Exercise goal:
The records below must be transcribed exactly. Do not include the pictures.

Data to process:
Begin

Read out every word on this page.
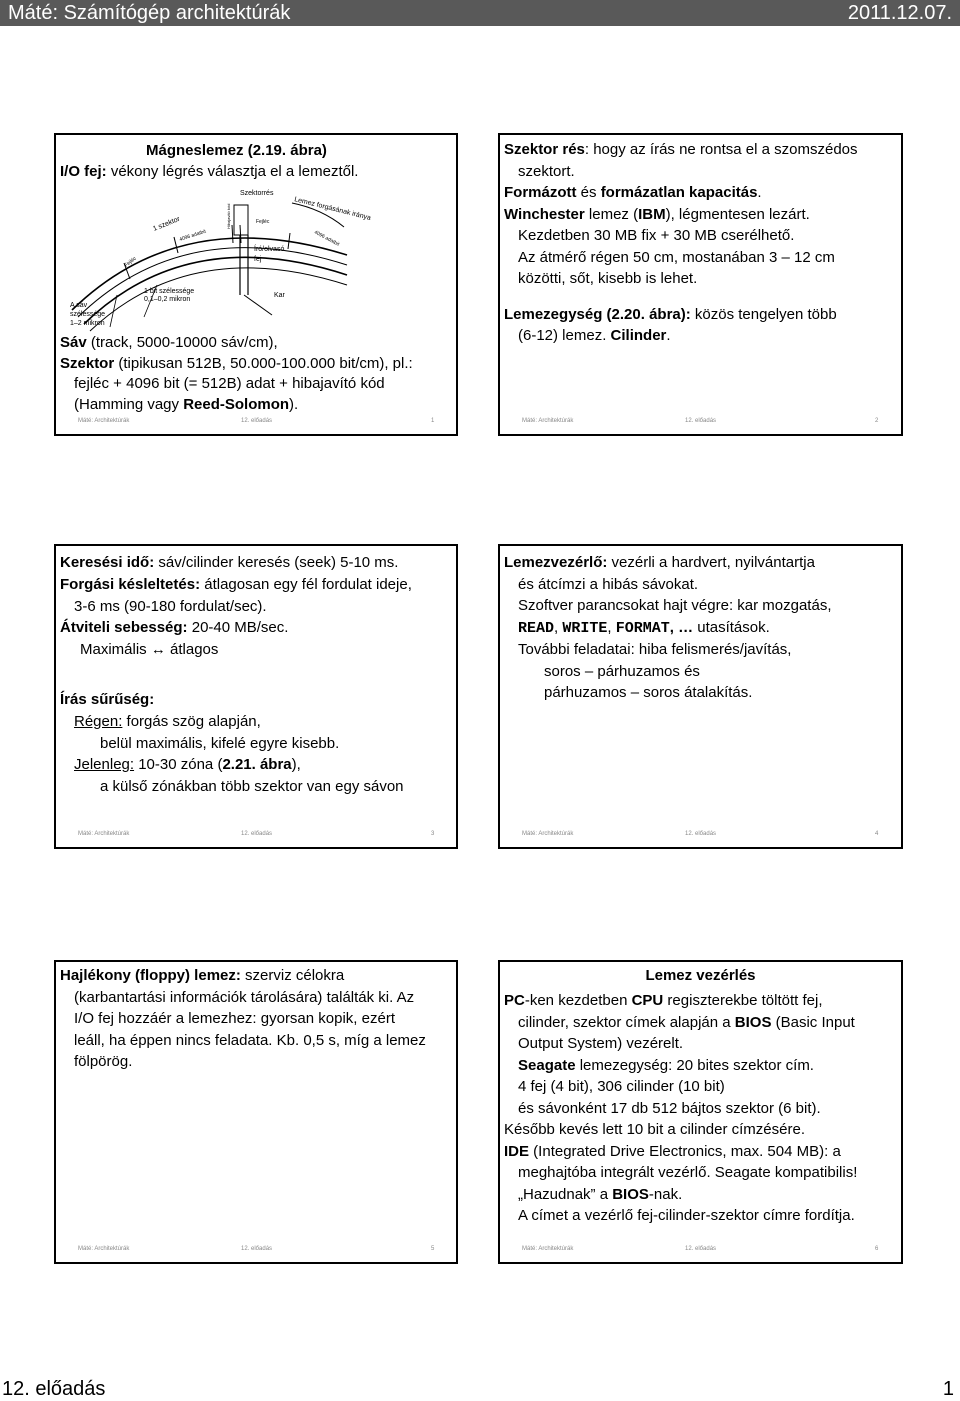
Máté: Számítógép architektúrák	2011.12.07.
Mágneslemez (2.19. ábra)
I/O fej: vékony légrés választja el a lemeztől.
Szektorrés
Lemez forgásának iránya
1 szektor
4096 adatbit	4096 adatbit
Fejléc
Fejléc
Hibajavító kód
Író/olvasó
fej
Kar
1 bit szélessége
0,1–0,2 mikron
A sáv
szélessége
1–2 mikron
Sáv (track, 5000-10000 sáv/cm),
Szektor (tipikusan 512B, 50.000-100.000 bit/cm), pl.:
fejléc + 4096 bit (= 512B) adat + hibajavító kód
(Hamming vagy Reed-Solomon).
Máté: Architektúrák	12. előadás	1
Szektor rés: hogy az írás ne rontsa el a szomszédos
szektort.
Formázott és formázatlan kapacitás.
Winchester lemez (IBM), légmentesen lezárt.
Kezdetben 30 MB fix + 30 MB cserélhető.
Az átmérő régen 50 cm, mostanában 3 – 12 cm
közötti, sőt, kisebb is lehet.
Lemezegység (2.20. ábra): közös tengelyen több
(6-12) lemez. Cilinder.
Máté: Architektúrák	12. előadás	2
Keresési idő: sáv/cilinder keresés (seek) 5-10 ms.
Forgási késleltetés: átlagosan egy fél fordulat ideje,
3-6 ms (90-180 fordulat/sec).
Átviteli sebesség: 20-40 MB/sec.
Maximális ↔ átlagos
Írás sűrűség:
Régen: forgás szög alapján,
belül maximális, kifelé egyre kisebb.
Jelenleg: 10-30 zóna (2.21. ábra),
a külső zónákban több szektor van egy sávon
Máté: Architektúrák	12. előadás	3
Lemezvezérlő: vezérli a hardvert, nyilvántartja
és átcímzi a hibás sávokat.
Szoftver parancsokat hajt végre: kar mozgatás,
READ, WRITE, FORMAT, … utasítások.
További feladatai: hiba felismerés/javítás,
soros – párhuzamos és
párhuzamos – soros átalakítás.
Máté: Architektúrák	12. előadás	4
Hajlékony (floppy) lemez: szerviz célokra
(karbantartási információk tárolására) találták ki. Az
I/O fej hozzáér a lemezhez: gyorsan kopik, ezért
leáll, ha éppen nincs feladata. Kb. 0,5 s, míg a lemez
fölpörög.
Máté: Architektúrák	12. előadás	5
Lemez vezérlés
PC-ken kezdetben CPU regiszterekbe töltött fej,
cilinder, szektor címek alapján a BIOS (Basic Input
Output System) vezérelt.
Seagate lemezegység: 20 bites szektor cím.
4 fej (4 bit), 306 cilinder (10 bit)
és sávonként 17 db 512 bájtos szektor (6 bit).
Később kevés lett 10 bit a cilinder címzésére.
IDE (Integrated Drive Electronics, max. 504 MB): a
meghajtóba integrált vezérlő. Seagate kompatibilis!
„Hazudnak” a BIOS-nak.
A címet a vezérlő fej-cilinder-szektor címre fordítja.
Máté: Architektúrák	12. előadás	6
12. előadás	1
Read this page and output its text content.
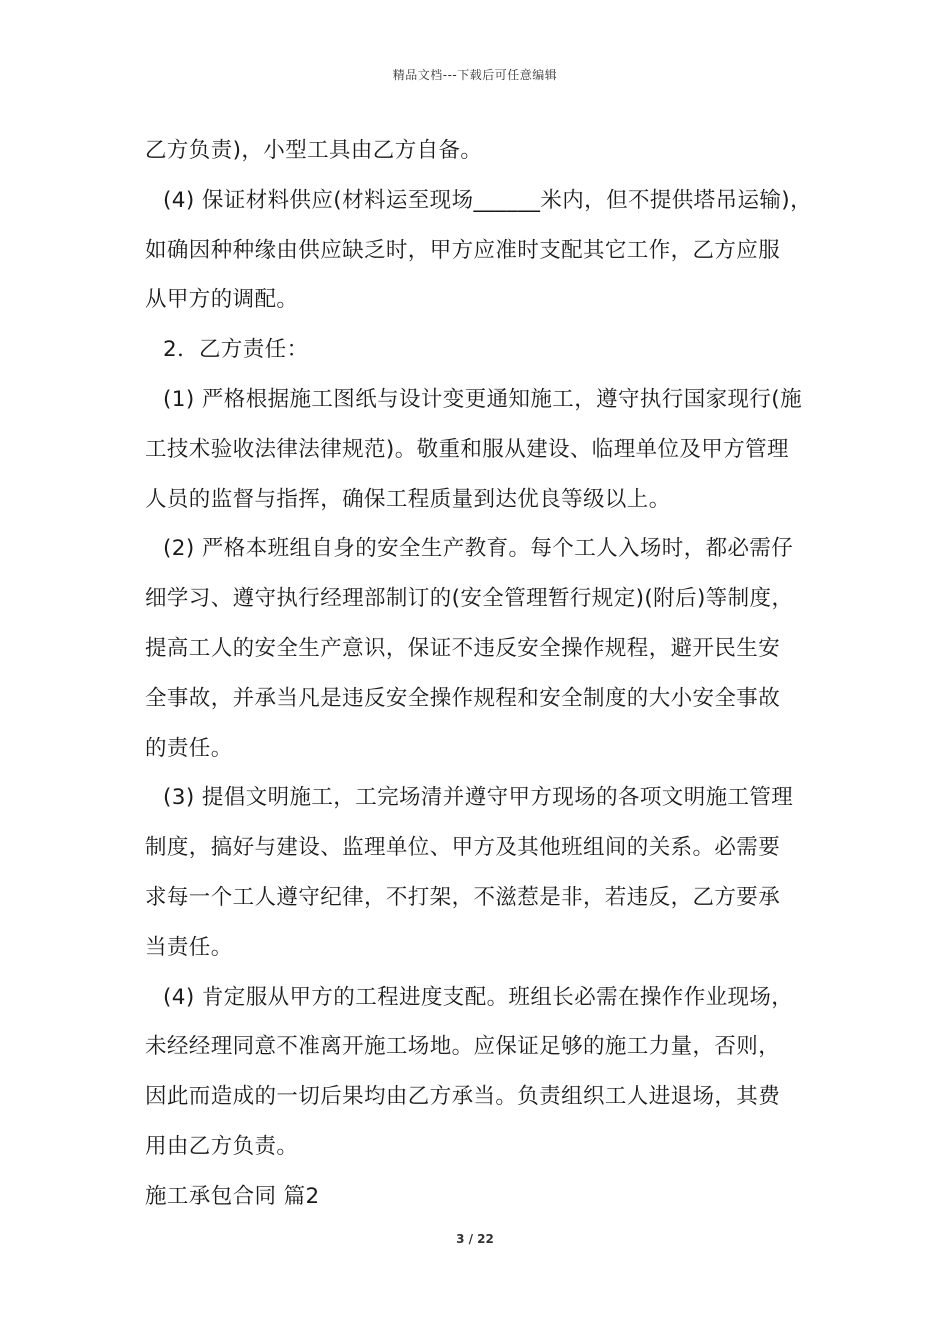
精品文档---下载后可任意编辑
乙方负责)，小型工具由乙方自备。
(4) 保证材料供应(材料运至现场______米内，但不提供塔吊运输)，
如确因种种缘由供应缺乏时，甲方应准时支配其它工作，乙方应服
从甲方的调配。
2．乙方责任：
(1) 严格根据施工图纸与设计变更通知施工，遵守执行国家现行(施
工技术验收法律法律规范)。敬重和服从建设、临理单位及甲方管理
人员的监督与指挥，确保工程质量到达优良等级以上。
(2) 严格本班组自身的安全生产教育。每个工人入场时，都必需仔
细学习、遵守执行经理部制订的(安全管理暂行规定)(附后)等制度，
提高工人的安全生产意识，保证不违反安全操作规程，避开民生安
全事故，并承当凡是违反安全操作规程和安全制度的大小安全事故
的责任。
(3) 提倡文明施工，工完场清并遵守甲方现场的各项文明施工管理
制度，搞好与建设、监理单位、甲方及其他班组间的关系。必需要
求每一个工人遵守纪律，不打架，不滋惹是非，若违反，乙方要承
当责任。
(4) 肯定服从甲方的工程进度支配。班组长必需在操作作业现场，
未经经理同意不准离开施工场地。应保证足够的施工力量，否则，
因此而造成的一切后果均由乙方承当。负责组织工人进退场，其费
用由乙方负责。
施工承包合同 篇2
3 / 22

End

Solved problem:
Read out every word on this page.
Máté: Számítógép architektúrák	2011.12.07.
Mágneslemez (2.19. ábra)
I/O fej: vékony légrés választja el a lemeztől.
Szektorrés
Lemez forgásának iránya
1 szektor
4096 adatbit	4096 adatbit
Fejléc
Fejléc
Hibajavító kód
Író/olvasó
fej
Kar
1 bit szélessége
0,1–0,2 mikron
A sáv
szélessége
1–2 mikron
Sáv (track, 5000-10000 sáv/cm),
Szektor (tipikusan 512B, 50.000-100.000 bit/cm), pl.:
fejléc + 4096 bit (= 512B) adat + hibajavító kód
(Hamming vagy Reed-Solomon).
Máté: Architektúrák	12. előadás	1
Szektor rés: hogy az írás ne rontsa el a szomszédos
szektort.
Formázott és formázatlan kapacitás.
Winchester lemez (IBM), légmentesen lezárt.
Kezdetben 30 MB fix + 30 MB cserélhető.
Az átmérő régen 50 cm, mostanában 3 – 12 cm
közötti, sőt, kisebb is lehet.
Lemezegység (2.20. ábra): közös tengelyen több
(6-12) lemez. Cilinder.
Máté: Architektúrák	12. előadás	2
Keresési idő: sáv/cilinder keresés (seek) 5-10 ms.
Forgási késleltetés: átlagosan egy fél fordulat ideje,
3-6 ms (90-180 fordulat/sec).
Átviteli sebesség: 20-40 MB/sec.
Maximális ↔ átlagos
Írás sűrűség:
Régen: forgás szög alapján,
belül maximális, kifelé egyre kisebb.
Jelenleg: 10-30 zóna (2.21. ábra),
a külső zónákban több szektor van egy sávon
Máté: Architektúrák	12. előadás	3
Lemezvezérlő: vezérli a hardvert, nyilvántartja
és átcímzi a hibás sávokat.
Szoftver parancsokat hajt végre: kar mozgatás,
READ, WRITE, FORMAT, … utasítások.
További feladatai: hiba felismerés/javítás,
soros – párhuzamos és
párhuzamos – soros átalakítás.
Máté: Architektúrák	12. előadás	4
Hajlékony (floppy) lemez: szerviz célokra
(karbantartási információk tárolására) találták ki. Az
I/O fej hozzáér a lemezhez: gyorsan kopik, ezért
leáll, ha éppen nincs feladata. Kb. 0,5 s, míg a lemez
fölpörög.
Máté: Architektúrák	12. előadás	5
Lemez vezérlés
PC-ken kezdetben CPU regiszterekbe töltött fej,
cilinder, szektor címek alapján a BIOS (Basic Input
Output System) vezérelt.
Seagate lemezegység: 20 bites szektor cím.
4 fej (4 bit), 306 cilinder (10 bit)
és sávonként 17 db 512 bájtos szektor (6 bit).
Később kevés lett 10 bit a cilinder címzésére.
IDE (Integrated Drive Electronics, max. 504 MB): a
meghajtóba integrált vezérlő. Seagate kompatibilis!
„Hazudnak” a BIOS-nak.
A címet a vezérlő fej-cilinder-szektor címre fordítja.
Máté: Architektúrák	12. előadás	6
12. előadás	1
Read this page and output its text content.
精品文档---下载后可任意编辑
乙方负责)，小型工具由乙方自备。
(4) 保证材料供应(材料运至现场______米内，但不提供塔吊运输)，
如确因种种缘由供应缺乏时，甲方应准时支配其它工作，乙方应服
从甲方的调配。
2．乙方责任：
(1) 严格根据施工图纸与设计变更通知施工，遵守执行国家现行(施
工技术验收法律法律规范)。敬重和服从建设、临理单位及甲方管理
人员的监督与指挥，确保工程质量到达优良等级以上。
(2) 严格本班组自身的安全生产教育。每个工人入场时，都必需仔
细学习、遵守执行经理部制订的(安全管理暂行规定)(附后)等制度，
提高工人的安全生产意识，保证不违反安全操作规程，避开民生安
全事故，并承当凡是违反安全操作规程和安全制度的大小安全事故
的责任。
(3) 提倡文明施工，工完场清并遵守甲方现场的各项文明施工管理
制度，搞好与建设、监理单位、甲方及其他班组间的关系。必需要
求每一个工人遵守纪律，不打架，不滋惹是非，若违反，乙方要承
当责任。
(4) 肯定服从甲方的工程进度支配。班组长必需在操作作业现场，
未经经理同意不准离开施工场地。应保证足够的施工力量，否则，
因此而造成的一切后果均由乙方承当。负责组织工人进退场，其费
用由乙方负责。
施工承包合同 篇2
3 / 22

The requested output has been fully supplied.